### AIM OF THE TASK
Every record below should be written out exactly; pictures stay out.

### GIVEN INFORMATION
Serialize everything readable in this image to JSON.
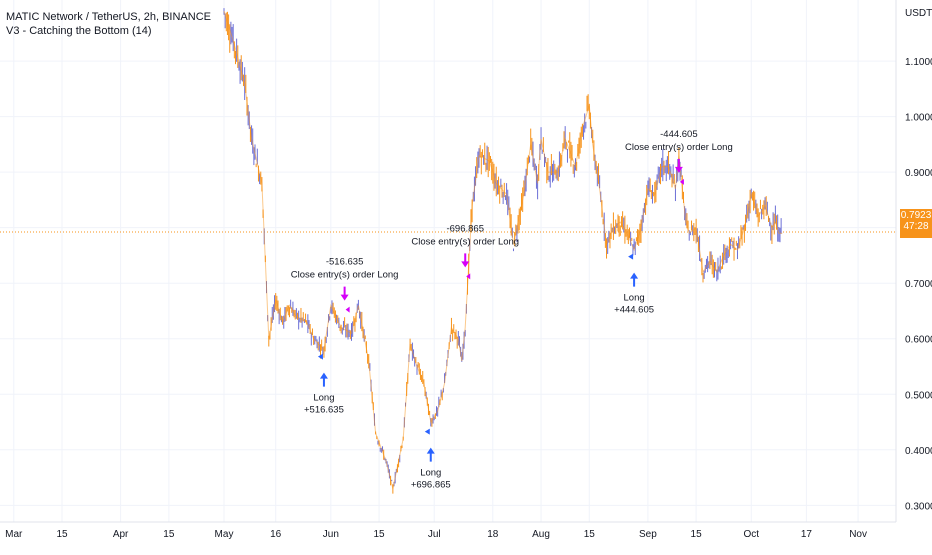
{
  "header": {
    "title": "MATIC Network / TetherUS, 2h, BINANCE",
    "indicator": "V3 - Catching the Bottom (14)"
  },
  "price_tag": {
    "price": "0.7923",
    "countdown": "47:28"
  },
  "colors": {
    "candle_up": "#6b6fd6",
    "candle_down": "#f7931a",
    "long_arrow": "#2962ff",
    "close_marker": "#d500f9",
    "price_line": "#f7931a",
    "grid": "#f0f3fa"
  },
  "chart_data": {
    "type": "line",
    "title": "MATIC Network / TetherUS, 2h, BINANCE",
    "y_unit": "USDT",
    "ylim": [
      0.27,
      1.21
    ],
    "y_ticks": [
      "1.1000",
      "1.0000",
      "0.9000",
      "0.8000",
      "0.7000",
      "0.6000",
      "0.5000",
      "0.4000",
      "0.3000"
    ],
    "y_tick_values": [
      1.1,
      1.0,
      0.9,
      0.8,
      0.7,
      0.6,
      0.5,
      0.4,
      0.3
    ],
    "x_ticks": [
      "Mar",
      "15",
      "Apr",
      "15",
      "May",
      "16",
      "Jun",
      "15",
      "Jul",
      "18",
      "Aug",
      "15",
      "Sep",
      "15",
      "Oct",
      "17",
      "Nov"
    ],
    "x_tick_days": [
      0,
      14,
      31,
      45,
      61,
      76,
      92,
      106,
      122,
      139,
      153,
      167,
      184,
      198,
      214,
      230,
      245
    ],
    "xlim_days": [
      -4,
      256
    ],
    "grid": true,
    "series": [
      {
        "name": "",
        "x_days": [
          61,
          64,
          67,
          69,
          72,
          74,
          76,
          78,
          80,
          82,
          85,
          87,
          90,
          92,
          95,
          98,
          100,
          103,
          105,
          108,
          110,
          113,
          115,
          117,
          119,
          121,
          123,
          125,
          127,
          129,
          130,
          131,
          133,
          135,
          138,
          139,
          140,
          143,
          145,
          148,
          150,
          152,
          153,
          155,
          158,
          160,
          163,
          165,
          167,
          168,
          170,
          172,
          174,
          176,
          178,
          180,
          182,
          184,
          186,
          188,
          190,
          192,
          193,
          195,
          196,
          198,
          200,
          202,
          204,
          206,
          208,
          210,
          212,
          214,
          216,
          218,
          219,
          220,
          221,
          222,
          223
        ],
        "values": [
          1.19,
          1.13,
          1.06,
          0.96,
          0.88,
          0.6,
          0.67,
          0.63,
          0.66,
          0.64,
          0.63,
          0.6,
          0.58,
          0.66,
          0.62,
          0.61,
          0.66,
          0.56,
          0.43,
          0.38,
          0.33,
          0.42,
          0.59,
          0.55,
          0.52,
          0.45,
          0.47,
          0.52,
          0.62,
          0.6,
          0.56,
          0.62,
          0.84,
          0.93,
          0.92,
          0.9,
          0.88,
          0.86,
          0.77,
          0.86,
          0.95,
          0.88,
          0.96,
          0.9,
          0.9,
          0.96,
          0.91,
          0.98,
          1.02,
          0.95,
          0.87,
          0.77,
          0.8,
          0.81,
          0.79,
          0.76,
          0.8,
          0.87,
          0.86,
          0.91,
          0.91,
          0.87,
          0.93,
          0.81,
          0.79,
          0.8,
          0.72,
          0.74,
          0.72,
          0.75,
          0.77,
          0.76,
          0.8,
          0.86,
          0.82,
          0.84,
          0.82,
          0.8,
          0.81,
          0.79,
          0.79
        ]
      }
    ],
    "annotations": [
      {
        "kind": "long",
        "day": 90,
        "price": 0.575,
        "label": "Long",
        "value": "+516.635"
      },
      {
        "kind": "close",
        "day": 96,
        "price": 0.665,
        "label": "Close entry(s) order Long",
        "value": "-516.635"
      },
      {
        "kind": "long",
        "day": 121,
        "price": 0.44,
        "label": "Long",
        "value": "+696.865"
      },
      {
        "kind": "close",
        "day": 131,
        "price": 0.725,
        "label": "Close entry(s) order Long",
        "value": "-696.865"
      },
      {
        "kind": "long",
        "day": 180,
        "price": 0.755,
        "label": "Long",
        "value": "+444.605"
      },
      {
        "kind": "close",
        "day": 193,
        "price": 0.895,
        "label": "Close entry(s) order Long",
        "value": "-444.605"
      }
    ],
    "last_price": 0.7923
  }
}
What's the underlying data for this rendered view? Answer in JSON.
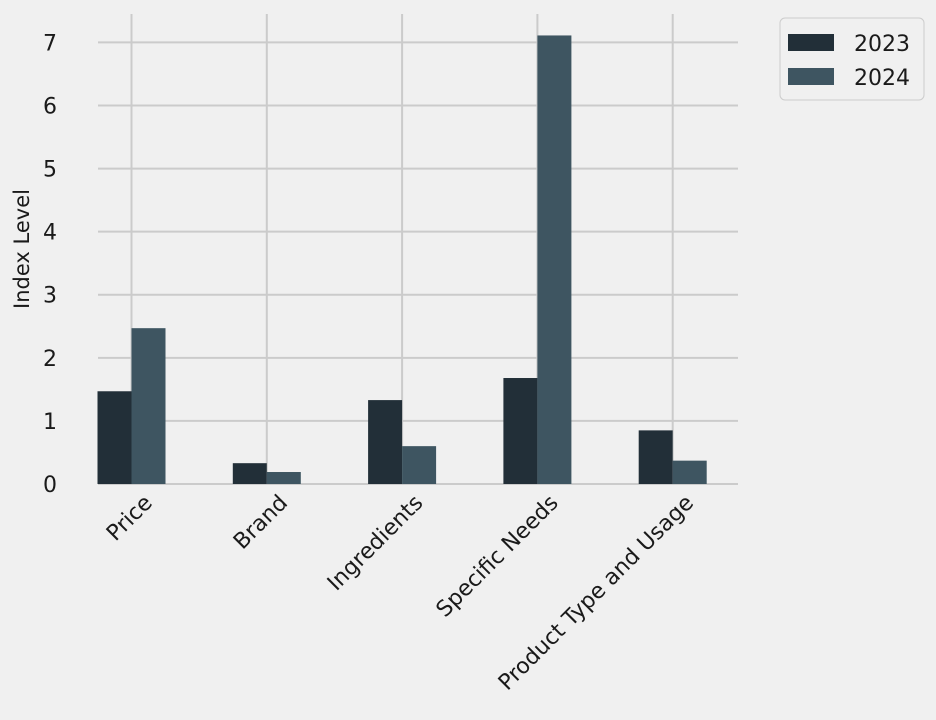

### SOLUTION FOR THIS TASK
Serialize everything readable in this image to JSON.
{
  "header": {
    "title": "MATIC Network / TetherUS, 2h, BINANCE",
    "indicator": "V3 - Catching the Bottom (14)"
  },
  "price_tag": {
    "price": "0.7923",
    "countdown": "47:28"
  },
  "colors": {
    "candle_up": "#6b6fd6",
    "candle_down": "#f7931a",
    "long_arrow": "#2962ff",
    "close_marker": "#d500f9",
    "price_line": "#f7931a",
    "grid": "#f0f3fa"
  },
  "chart_data": {
    "type": "line",
    "title": "MATIC Network / TetherUS, 2h, BINANCE",
    "y_unit": "USDT",
    "ylim": [
      0.27,
      1.21
    ],
    "y_ticks": [
      "1.1000",
      "1.0000",
      "0.9000",
      "0.8000",
      "0.7000",
      "0.6000",
      "0.5000",
      "0.4000",
      "0.3000"
    ],
    "y_tick_values": [
      1.1,
      1.0,
      0.9,
      0.8,
      0.7,
      0.6,
      0.5,
      0.4,
      0.3
    ],
    "x_ticks": [
      "Mar",
      "15",
      "Apr",
      "15",
      "May",
      "16",
      "Jun",
      "15",
      "Jul",
      "18",
      "Aug",
      "15",
      "Sep",
      "15",
      "Oct",
      "17",
      "Nov"
    ],
    "x_tick_days": [
      0,
      14,
      31,
      45,
      61,
      76,
      92,
      106,
      122,
      139,
      153,
      167,
      184,
      198,
      214,
      230,
      245
    ],
    "xlim_days": [
      -4,
      256
    ],
    "grid": true,
    "series": [
      {
        "name": "",
        "x_days": [
          61,
          64,
          67,
          69,
          72,
          74,
          76,
          78,
          80,
          82,
          85,
          87,
          90,
          92,
          95,
          98,
          100,
          103,
          105,
          108,
          110,
          113,
          115,
          117,
          119,
          121,
          123,
          125,
          127,
          129,
          130,
          131,
          133,
          135,
          138,
          139,
          140,
          143,
          145,
          148,
          150,
          152,
          153,
          155,
          158,
          160,
          163,
          165,
          167,
          168,
          170,
          172,
          174,
          176,
          178,
          180,
          182,
          184,
          186,
          188,
          190,
          192,
          193,
          195,
          196,
          198,
          200,
          202,
          204,
          206,
          208,
          210,
          212,
          214,
          216,
          218,
          219,
          220,
          221,
          222,
          223
        ],
        "values": [
          1.19,
          1.13,
          1.06,
          0.96,
          0.88,
          0.6,
          0.67,
          0.63,
          0.66,
          0.64,
          0.63,
          0.6,
          0.58,
          0.66,
          0.62,
          0.61,
          0.66,
          0.56,
          0.43,
          0.38,
          0.33,
          0.42,
          0.59,
          0.55,
          0.52,
          0.45,
          0.47,
          0.52,
          0.62,
          0.6,
          0.56,
          0.62,
          0.84,
          0.93,
          0.92,
          0.9,
          0.88,
          0.86,
          0.77,
          0.86,
          0.95,
          0.88,
          0.96,
          0.9,
          0.9,
          0.96,
          0.91,
          0.98,
          1.02,
          0.95,
          0.87,
          0.77,
          0.8,
          0.81,
          0.79,
          0.76,
          0.8,
          0.87,
          0.86,
          0.91,
          0.91,
          0.87,
          0.93,
          0.81,
          0.79,
          0.8,
          0.72,
          0.74,
          0.72,
          0.75,
          0.77,
          0.76,
          0.8,
          0.86,
          0.82,
          0.84,
          0.82,
          0.8,
          0.81,
          0.79,
          0.79
        ]
      }
    ],
    "annotations": [
      {
        "kind": "long",
        "day": 90,
        "price": 0.575,
        "label": "Long",
        "value": "+516.635"
      },
      {
        "kind": "close",
        "day": 96,
        "price": 0.665,
        "label": "Close entry(s) order Long",
        "value": "-516.635"
      },
      {
        "kind": "long",
        "day": 121,
        "price": 0.44,
        "label": "Long",
        "value": "+696.865"
      },
      {
        "kind": "close",
        "day": 131,
        "price": 0.725,
        "label": "Close entry(s) order Long",
        "value": "-696.865"
      },
      {
        "kind": "long",
        "day": 180,
        "price": 0.755,
        "label": "Long",
        "value": "+444.605"
      },
      {
        "kind": "close",
        "day": 193,
        "price": 0.895,
        "label": "Close entry(s) order Long",
        "value": "-444.605"
      }
    ],
    "last_price": 0.7923
  }
}
What's the underlying data for this rendered view? Answer in JSON.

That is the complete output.